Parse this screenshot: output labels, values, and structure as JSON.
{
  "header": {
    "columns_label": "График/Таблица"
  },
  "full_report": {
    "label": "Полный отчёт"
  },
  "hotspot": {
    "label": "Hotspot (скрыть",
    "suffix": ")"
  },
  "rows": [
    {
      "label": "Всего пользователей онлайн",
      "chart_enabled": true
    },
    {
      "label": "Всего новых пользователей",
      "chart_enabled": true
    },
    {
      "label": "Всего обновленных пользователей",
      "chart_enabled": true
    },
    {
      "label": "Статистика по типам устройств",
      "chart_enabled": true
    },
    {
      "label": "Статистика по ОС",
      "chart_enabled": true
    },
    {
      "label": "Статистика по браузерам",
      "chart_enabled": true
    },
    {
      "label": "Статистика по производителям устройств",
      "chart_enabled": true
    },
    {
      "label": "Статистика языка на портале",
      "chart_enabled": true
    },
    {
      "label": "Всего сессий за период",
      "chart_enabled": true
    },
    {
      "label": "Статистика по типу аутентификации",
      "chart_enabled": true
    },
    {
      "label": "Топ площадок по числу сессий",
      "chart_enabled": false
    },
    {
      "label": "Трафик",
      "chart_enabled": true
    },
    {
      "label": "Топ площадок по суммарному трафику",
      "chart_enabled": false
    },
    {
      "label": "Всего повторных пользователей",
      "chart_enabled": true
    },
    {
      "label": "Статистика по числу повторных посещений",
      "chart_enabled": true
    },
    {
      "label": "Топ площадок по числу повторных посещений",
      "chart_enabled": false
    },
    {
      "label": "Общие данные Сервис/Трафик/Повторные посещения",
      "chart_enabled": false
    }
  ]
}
==
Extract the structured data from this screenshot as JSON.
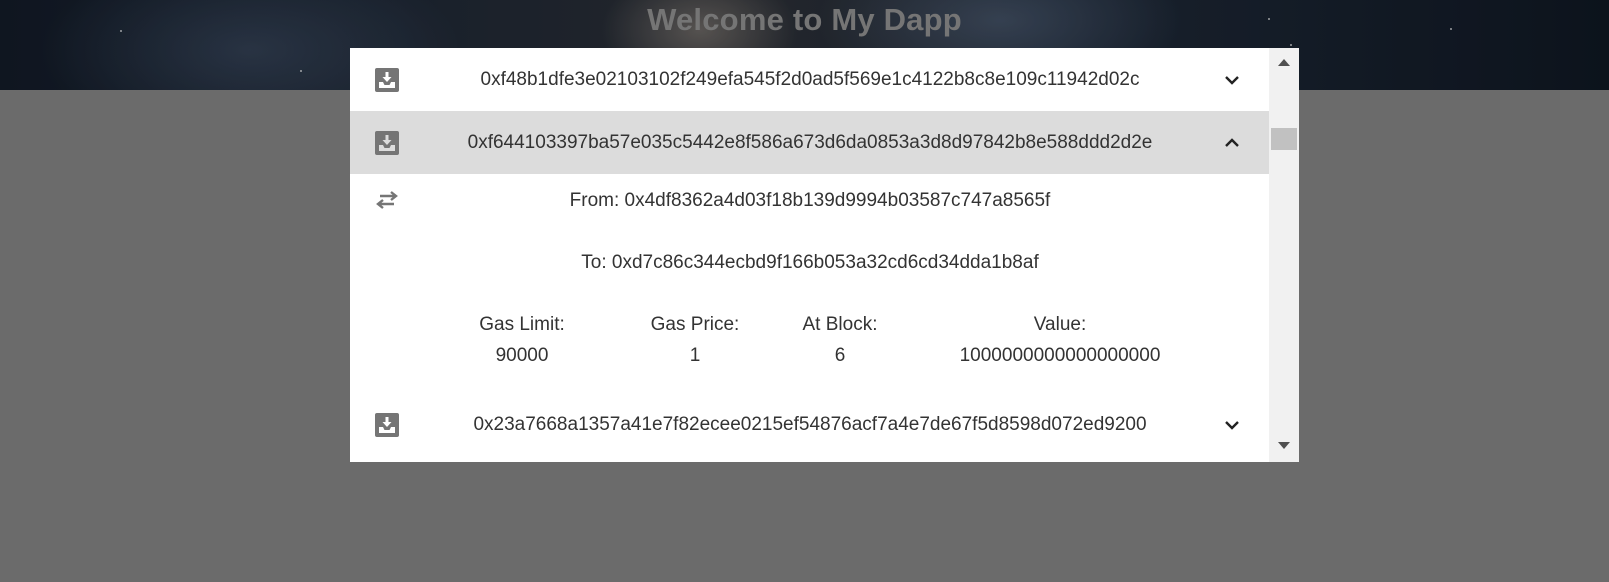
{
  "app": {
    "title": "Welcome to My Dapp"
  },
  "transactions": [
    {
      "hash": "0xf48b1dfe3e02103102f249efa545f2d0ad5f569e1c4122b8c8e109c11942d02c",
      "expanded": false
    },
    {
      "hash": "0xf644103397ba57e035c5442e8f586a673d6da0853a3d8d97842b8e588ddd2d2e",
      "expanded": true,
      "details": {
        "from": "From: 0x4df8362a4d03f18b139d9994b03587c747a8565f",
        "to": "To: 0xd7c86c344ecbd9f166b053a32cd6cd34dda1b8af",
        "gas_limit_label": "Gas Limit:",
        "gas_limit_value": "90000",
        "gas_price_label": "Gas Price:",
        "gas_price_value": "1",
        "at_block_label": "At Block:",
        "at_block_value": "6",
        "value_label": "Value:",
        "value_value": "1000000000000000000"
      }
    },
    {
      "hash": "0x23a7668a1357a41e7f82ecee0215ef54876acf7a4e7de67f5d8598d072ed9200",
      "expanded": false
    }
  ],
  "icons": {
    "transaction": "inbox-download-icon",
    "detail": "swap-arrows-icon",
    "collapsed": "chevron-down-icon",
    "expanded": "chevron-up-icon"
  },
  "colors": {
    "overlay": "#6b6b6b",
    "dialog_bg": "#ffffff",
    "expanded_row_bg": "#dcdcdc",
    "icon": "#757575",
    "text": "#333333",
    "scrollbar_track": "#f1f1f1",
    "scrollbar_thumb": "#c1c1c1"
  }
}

WHAT THE EXERCISE ASKS
Find all lines where the word "Статистика" appears. Copy them.

ANSWER BELOW
      "label": "Статистика по типам устройств",
      "label": "Статистика по ОС",
      "label": "Статистика по браузерам",
      "label": "Статистика по производителям устройств",
      "label": "Статистика языка на портале",
      "label": "Статистика по типу аутентификации",
      "label": "Статистика по числу повторных посещений",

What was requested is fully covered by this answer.